-------- Items
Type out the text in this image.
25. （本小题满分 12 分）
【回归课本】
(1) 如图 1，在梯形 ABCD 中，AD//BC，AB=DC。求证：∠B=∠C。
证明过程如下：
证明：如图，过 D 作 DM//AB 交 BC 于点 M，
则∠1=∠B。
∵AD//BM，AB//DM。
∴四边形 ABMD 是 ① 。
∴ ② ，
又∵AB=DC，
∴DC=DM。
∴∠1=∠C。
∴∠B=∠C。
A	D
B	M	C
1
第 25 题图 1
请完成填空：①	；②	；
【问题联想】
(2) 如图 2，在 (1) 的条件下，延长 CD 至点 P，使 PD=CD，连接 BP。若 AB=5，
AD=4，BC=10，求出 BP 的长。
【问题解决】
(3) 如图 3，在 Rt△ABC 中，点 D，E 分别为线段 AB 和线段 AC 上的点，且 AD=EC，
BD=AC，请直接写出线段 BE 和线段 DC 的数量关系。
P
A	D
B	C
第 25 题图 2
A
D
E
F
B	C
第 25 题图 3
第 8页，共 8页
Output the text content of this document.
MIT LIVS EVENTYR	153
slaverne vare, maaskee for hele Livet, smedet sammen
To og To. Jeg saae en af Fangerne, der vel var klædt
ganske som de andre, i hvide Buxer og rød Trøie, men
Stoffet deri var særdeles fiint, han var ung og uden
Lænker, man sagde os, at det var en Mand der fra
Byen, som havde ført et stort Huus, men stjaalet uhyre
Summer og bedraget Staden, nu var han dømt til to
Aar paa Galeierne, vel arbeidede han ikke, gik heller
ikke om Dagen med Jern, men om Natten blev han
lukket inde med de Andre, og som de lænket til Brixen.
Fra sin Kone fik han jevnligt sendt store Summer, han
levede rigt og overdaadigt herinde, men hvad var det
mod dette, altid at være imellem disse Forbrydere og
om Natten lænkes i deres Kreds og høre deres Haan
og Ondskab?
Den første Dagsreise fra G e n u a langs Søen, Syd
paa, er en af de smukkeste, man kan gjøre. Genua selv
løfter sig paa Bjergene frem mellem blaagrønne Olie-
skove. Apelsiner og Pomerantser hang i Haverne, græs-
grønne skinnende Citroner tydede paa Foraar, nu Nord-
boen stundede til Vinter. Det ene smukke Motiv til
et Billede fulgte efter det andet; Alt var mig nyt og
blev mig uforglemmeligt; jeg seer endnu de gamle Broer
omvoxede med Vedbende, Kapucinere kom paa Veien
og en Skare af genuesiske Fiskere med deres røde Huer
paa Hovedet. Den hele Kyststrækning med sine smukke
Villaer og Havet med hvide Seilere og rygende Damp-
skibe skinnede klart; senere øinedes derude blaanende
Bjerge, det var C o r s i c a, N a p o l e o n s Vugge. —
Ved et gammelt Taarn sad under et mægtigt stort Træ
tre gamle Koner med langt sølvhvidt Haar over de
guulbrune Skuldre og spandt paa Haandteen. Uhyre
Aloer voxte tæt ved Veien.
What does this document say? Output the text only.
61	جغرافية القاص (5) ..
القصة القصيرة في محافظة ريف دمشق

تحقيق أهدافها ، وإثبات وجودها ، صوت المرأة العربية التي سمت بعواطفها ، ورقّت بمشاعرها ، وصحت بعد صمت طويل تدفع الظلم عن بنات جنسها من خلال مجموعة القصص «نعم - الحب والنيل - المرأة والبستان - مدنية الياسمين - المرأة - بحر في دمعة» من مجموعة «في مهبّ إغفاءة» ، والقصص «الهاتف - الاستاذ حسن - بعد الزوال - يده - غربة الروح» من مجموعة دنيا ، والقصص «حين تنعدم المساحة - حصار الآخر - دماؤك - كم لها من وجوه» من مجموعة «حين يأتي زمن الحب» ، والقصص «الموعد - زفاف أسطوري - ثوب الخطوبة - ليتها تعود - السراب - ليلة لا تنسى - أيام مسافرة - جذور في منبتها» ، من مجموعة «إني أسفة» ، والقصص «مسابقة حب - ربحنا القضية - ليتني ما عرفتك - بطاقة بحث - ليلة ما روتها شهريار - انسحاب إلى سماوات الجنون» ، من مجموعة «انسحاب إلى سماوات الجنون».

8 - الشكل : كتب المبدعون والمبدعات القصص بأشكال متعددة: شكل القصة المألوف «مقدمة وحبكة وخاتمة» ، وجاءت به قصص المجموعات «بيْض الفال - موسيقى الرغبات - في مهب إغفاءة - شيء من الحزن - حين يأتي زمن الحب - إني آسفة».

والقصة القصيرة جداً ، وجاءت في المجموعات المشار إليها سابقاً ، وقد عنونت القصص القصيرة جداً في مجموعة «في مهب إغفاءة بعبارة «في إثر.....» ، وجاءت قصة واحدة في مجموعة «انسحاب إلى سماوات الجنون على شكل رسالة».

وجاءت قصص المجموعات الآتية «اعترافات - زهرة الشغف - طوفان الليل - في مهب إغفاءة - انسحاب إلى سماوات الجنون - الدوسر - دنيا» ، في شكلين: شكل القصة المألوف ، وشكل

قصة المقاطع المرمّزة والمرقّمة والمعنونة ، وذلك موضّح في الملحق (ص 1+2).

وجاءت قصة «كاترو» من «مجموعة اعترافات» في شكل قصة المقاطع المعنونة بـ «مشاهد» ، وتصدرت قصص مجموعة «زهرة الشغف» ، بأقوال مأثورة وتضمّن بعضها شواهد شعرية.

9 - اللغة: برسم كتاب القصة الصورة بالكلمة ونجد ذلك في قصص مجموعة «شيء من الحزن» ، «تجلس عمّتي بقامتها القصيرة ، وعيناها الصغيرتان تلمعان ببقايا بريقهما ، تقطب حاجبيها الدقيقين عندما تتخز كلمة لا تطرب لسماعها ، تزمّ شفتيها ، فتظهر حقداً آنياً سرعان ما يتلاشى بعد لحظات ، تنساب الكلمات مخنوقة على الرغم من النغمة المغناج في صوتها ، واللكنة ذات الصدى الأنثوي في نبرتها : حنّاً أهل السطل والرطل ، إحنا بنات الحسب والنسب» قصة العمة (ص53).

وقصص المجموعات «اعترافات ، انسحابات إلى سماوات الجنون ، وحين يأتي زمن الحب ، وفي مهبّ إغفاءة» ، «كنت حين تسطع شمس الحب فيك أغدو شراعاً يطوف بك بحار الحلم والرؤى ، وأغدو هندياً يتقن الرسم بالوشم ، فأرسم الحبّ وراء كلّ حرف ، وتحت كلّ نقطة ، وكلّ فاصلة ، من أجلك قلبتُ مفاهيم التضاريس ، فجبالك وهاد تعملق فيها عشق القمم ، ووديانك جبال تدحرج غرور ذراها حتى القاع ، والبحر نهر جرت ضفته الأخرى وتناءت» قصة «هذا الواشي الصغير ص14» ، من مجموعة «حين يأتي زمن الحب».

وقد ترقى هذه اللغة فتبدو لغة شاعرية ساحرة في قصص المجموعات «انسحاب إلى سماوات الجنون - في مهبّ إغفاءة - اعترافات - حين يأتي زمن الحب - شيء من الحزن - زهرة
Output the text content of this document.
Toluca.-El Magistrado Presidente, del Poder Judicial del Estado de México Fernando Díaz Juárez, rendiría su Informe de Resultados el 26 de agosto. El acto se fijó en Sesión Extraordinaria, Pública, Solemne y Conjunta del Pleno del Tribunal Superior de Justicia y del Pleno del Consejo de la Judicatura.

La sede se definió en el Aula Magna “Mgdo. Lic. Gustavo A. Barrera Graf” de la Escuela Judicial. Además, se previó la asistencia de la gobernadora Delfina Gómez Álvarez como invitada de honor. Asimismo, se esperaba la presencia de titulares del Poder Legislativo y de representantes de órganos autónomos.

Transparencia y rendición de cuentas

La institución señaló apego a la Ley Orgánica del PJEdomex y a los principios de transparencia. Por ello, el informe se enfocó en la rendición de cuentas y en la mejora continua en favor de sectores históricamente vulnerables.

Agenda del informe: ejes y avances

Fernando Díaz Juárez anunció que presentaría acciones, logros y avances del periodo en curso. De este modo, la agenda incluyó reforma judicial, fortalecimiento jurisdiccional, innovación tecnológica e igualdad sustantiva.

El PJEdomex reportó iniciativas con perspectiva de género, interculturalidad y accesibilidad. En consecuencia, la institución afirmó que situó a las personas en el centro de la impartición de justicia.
----------------
_Instruction_
Scan the material for lines with the word "Veien", and copy each line you find.

_Output for this task_
omvoxede med Vedbende, Kapucinere kom paa Veien
Aloer voxte tæt ved Veien.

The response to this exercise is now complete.